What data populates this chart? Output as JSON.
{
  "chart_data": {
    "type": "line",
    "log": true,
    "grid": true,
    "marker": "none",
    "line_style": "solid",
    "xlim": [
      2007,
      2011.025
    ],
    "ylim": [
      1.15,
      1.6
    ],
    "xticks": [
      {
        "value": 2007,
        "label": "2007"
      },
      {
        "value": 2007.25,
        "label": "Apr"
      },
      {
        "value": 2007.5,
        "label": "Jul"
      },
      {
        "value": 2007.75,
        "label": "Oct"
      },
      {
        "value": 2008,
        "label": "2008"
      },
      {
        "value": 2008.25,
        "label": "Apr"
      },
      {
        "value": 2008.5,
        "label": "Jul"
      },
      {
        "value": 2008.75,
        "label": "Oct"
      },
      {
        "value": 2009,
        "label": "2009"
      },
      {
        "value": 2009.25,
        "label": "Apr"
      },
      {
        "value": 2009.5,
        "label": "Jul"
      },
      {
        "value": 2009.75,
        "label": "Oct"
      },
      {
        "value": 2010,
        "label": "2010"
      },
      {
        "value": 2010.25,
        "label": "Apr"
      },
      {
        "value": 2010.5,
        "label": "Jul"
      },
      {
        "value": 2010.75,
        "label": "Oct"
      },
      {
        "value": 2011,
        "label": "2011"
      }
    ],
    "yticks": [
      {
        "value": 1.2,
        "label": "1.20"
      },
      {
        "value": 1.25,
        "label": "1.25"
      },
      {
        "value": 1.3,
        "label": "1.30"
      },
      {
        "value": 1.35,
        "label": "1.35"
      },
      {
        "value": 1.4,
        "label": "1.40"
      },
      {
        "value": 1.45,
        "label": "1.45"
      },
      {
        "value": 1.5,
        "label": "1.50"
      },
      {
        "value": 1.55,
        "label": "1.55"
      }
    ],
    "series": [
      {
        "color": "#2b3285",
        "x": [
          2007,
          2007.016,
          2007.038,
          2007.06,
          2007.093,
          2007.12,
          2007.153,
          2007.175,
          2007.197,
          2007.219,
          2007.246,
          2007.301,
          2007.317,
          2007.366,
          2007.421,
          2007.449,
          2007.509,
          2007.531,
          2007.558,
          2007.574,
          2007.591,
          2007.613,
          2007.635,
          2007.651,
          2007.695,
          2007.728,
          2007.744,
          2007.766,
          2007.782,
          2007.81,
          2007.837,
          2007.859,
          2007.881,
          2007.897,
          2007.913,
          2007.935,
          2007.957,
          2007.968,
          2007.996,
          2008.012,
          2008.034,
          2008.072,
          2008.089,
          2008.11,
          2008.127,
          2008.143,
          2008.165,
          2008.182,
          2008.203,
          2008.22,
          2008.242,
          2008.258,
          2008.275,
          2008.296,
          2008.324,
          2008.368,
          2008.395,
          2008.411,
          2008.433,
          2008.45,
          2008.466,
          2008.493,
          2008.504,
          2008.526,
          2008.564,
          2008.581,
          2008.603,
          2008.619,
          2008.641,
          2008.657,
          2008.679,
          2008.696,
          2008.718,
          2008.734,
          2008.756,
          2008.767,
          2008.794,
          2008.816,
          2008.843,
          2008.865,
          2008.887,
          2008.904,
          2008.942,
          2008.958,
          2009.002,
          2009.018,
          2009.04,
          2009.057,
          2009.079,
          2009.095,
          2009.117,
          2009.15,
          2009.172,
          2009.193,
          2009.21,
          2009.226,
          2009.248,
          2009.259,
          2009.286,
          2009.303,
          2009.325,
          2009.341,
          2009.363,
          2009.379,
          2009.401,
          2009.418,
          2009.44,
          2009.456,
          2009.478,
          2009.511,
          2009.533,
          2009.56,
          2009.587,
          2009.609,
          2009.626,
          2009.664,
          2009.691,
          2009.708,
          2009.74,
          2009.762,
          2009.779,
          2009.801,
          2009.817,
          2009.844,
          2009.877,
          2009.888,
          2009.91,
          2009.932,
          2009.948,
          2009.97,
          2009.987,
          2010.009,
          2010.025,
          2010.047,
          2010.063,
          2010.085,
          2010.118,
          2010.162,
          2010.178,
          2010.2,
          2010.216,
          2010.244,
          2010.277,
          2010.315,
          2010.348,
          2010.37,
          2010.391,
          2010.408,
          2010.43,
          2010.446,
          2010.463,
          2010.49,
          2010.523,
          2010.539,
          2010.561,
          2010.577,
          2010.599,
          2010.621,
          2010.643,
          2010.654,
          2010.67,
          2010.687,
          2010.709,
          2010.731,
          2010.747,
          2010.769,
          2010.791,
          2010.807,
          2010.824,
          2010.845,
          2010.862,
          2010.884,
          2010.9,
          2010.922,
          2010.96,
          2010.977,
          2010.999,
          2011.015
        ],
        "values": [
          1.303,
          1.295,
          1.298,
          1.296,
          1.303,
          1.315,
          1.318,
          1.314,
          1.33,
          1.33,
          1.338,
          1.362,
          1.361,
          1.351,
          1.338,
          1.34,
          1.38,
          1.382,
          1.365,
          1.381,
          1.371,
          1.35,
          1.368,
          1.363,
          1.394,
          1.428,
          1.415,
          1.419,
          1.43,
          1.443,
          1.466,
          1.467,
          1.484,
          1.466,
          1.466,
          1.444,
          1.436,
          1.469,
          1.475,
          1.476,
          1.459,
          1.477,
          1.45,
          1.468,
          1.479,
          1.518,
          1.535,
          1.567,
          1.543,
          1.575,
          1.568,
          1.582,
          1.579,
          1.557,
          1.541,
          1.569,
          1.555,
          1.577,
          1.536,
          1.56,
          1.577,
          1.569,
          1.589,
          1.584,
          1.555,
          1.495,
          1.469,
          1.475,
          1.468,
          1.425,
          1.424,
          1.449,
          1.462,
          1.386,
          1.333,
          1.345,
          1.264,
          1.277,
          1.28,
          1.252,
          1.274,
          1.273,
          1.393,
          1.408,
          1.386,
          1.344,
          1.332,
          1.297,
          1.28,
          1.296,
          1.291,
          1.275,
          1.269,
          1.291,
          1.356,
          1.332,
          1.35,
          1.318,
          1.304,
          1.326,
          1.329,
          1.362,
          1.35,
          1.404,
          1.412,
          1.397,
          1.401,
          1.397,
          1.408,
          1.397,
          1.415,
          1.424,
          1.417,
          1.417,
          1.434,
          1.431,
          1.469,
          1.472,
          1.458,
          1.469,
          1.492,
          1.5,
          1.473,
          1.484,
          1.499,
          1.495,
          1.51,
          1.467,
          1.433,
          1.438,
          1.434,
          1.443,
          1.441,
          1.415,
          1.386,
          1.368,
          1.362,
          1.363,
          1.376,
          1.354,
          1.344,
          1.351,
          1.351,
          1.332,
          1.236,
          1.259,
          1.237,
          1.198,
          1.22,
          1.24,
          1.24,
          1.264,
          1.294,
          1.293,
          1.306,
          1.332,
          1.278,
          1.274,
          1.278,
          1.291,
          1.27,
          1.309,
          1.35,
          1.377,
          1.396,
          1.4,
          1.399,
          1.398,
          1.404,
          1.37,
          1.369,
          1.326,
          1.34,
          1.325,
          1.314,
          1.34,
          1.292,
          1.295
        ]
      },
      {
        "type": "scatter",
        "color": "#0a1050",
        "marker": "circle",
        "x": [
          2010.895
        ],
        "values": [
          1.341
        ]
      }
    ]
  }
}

- [Problem to work on]
Please output the entire listing exactly as it stands.

- [Response for this exercise]
What data populates this chart? Output as JSON.
{
  "chart_data": {
    "type": "line",
    "log": true,
    "grid": true,
    "marker": "none",
    "line_style": "solid",
    "xlim": [
      2007,
      2011.025
    ],
    "ylim": [
      1.15,
      1.6
    ],
    "xticks": [
      {
        "value": 2007,
        "label": "2007"
      },
      {
        "value": 2007.25,
        "label": "Apr"
      },
      {
        "value": 2007.5,
        "label": "Jul"
      },
      {
        "value": 2007.75,
        "label": "Oct"
      },
      {
        "value": 2008,
        "label": "2008"
      },
      {
        "value": 2008.25,
        "label": "Apr"
      },
      {
        "value": 2008.5,
        "label": "Jul"
      },
      {
        "value": 2008.75,
        "label": "Oct"
      },
      {
        "value": 2009,
        "label": "2009"
      },
      {
        "value": 2009.25,
        "label": "Apr"
      },
      {
        "value": 2009.5,
        "label": "Jul"
      },
      {
        "value": 2009.75,
        "label": "Oct"
      },
      {
        "value": 2010,
        "label": "2010"
      },
      {
        "value": 2010.25,
        "label": "Apr"
      },
      {
        "value": 2010.5,
        "label": "Jul"
      },
      {
        "value": 2010.75,
        "label": "Oct"
      },
      {
        "value": 2011,
        "label": "2011"
      }
    ],
    "yticks": [
      {
        "value": 1.2,
        "label": "1.20"
      },
      {
        "value": 1.25,
        "label": "1.25"
      },
      {
        "value": 1.3,
        "label": "1.30"
      },
      {
        "value": 1.35,
        "label": "1.35"
      },
      {
        "value": 1.4,
        "label": "1.40"
      },
      {
        "value": 1.45,
        "label": "1.45"
      },
      {
        "value": 1.5,
        "label": "1.50"
      },
      {
        "value": 1.55,
        "label": "1.55"
      }
    ],
    "series": [
      {
        "color": "#2b3285",
        "x": [
          2007,
          2007.016,
          2007.038,
          2007.06,
          2007.093,
          2007.12,
          2007.153,
          2007.175,
          2007.197,
          2007.219,
          2007.246,
          2007.301,
          2007.317,
          2007.366,
          2007.421,
          2007.449,
          2007.509,
          2007.531,
          2007.558,
          2007.574,
          2007.591,
          2007.613,
          2007.635,
          2007.651,
          2007.695,
          2007.728,
          2007.744,
          2007.766,
          2007.782,
          2007.81,
          2007.837,
          2007.859,
          2007.881,
          2007.897,
          2007.913,
          2007.935,
          2007.957,
          2007.968,
          2007.996,
          2008.012,
          2008.034,
          2008.072,
          2008.089,
          2008.11,
          2008.127,
          2008.143,
          2008.165,
          2008.182,
          2008.203,
          2008.22,
          2008.242,
          2008.258,
          2008.275,
          2008.296,
          2008.324,
          2008.368,
          2008.395,
          2008.411,
          2008.433,
          2008.45,
          2008.466,
          2008.493,
          2008.504,
          2008.526,
          2008.564,
          2008.581,
          2008.603,
          2008.619,
          2008.641,
          2008.657,
          2008.679,
          2008.696,
          2008.718,
          2008.734,
          2008.756,
          2008.767,
          2008.794,
          2008.816,
          2008.843,
          2008.865,
          2008.887,
          2008.904,
          2008.942,
          2008.958,
          2009.002,
          2009.018,
          2009.04,
          2009.057,
          2009.079,
          2009.095,
          2009.117,
          2009.15,
          2009.172,
          2009.193,
          2009.21,
          2009.226,
          2009.248,
          2009.259,
          2009.286,
          2009.303,
          2009.325,
          2009.341,
          2009.363,
          2009.379,
          2009.401,
          2009.418,
          2009.44,
          2009.456,
          2009.478,
          2009.511,
          2009.533,
          2009.56,
          2009.587,
          2009.609,
          2009.626,
          2009.664,
          2009.691,
          2009.708,
          2009.74,
          2009.762,
          2009.779,
          2009.801,
          2009.817,
          2009.844,
          2009.877,
          2009.888,
          2009.91,
          2009.932,
          2009.948,
          2009.97,
          2009.987,
          2010.009,
          2010.025,
          2010.047,
          2010.063,
          2010.085,
          2010.118,
          2010.162,
          2010.178,
          2010.2,
          2010.216,
          2010.244,
          2010.277,
          2010.315,
          2010.348,
          2010.37,
          2010.391,
          2010.408,
          2010.43,
          2010.446,
          2010.463,
          2010.49,
          2010.523,
          2010.539,
          2010.561,
          2010.577,
          2010.599,
          2010.621,
          2010.643,
          2010.654,
          2010.67,
          2010.687,
          2010.709,
          2010.731,
          2010.747,
          2010.769,
          2010.791,
          2010.807,
          2010.824,
          2010.845,
          2010.862,
          2010.884,
          2010.9,
          2010.922,
          2010.96,
          2010.977,
          2010.999,
          2011.015
        ],
        "values": [
          1.303,
          1.295,
          1.298,
          1.296,
          1.303,
          1.315,
          1.318,
          1.314,
          1.33,
          1.33,
          1.338,
          1.362,
          1.361,
          1.351,
          1.338,
          1.34,
          1.38,
          1.382,
          1.365,
          1.381,
          1.371,
          1.35,
          1.368,
          1.363,
          1.394,
          1.428,
          1.415,
          1.419,
          1.43,
          1.443,
          1.466,
          1.467,
          1.484,
          1.466,
          1.466,
          1.444,
          1.436,
          1.469,
          1.475,
          1.476,
          1.459,
          1.477,
          1.45,
          1.468,
          1.479,
          1.518,
          1.535,
          1.567,
          1.543,
          1.575,
          1.568,
          1.582,
          1.579,
          1.557,
          1.541,
          1.569,
          1.555,
          1.577,
          1.536,
          1.56,
          1.577,
          1.569,
          1.589,
          1.584,
          1.555,
          1.495,
          1.469,
          1.475,
          1.468,
          1.425,
          1.424,
          1.449,
          1.462,
          1.386,
          1.333,
          1.345,
          1.264,
          1.277,
          1.28,
          1.252,
          1.274,
          1.273,
          1.393,
          1.408,
          1.386,
          1.344,
          1.332,
          1.297,
          1.28,
          1.296,
          1.291,
          1.275,
          1.269,
          1.291,
          1.356,
          1.332,
          1.35,
          1.318,
          1.304,
          1.326,
          1.329,
          1.362,
          1.35,
          1.404,
          1.412,
          1.397,
          1.401,
          1.397,
          1.408,
          1.397,
          1.415,
          1.424,
          1.417,
          1.417,
          1.434,
          1.431,
          1.469,
          1.472,
          1.458,
          1.469,
          1.492,
          1.5,
          1.473,
          1.484,
          1.499,
          1.495,
          1.51,
          1.467,
          1.433,
          1.438,
          1.434,
          1.443,
          1.441,
          1.415,
          1.386,
          1.368,
          1.362,
          1.363,
          1.376,
          1.354,
          1.344,
          1.351,
          1.351,
          1.332,
          1.236,
          1.259,
          1.237,
          1.198,
          1.22,
          1.24,
          1.24,
          1.264,
          1.294,
          1.293,
          1.306,
          1.332,
          1.278,
          1.274,
          1.278,
          1.291,
          1.27,
          1.309,
          1.35,
          1.377,
          1.396,
          1.4,
          1.399,
          1.398,
          1.404,
          1.37,
          1.369,
          1.326,
          1.34,
          1.325,
          1.314,
          1.34,
          1.292,
          1.295
        ]
      },
      {
        "type": "scatter",
        "color": "#0a1050",
        "marker": "circle",
        "x": [
          2010.895
        ],
        "values": [
          1.341
        ]
      }
    ]
  }
}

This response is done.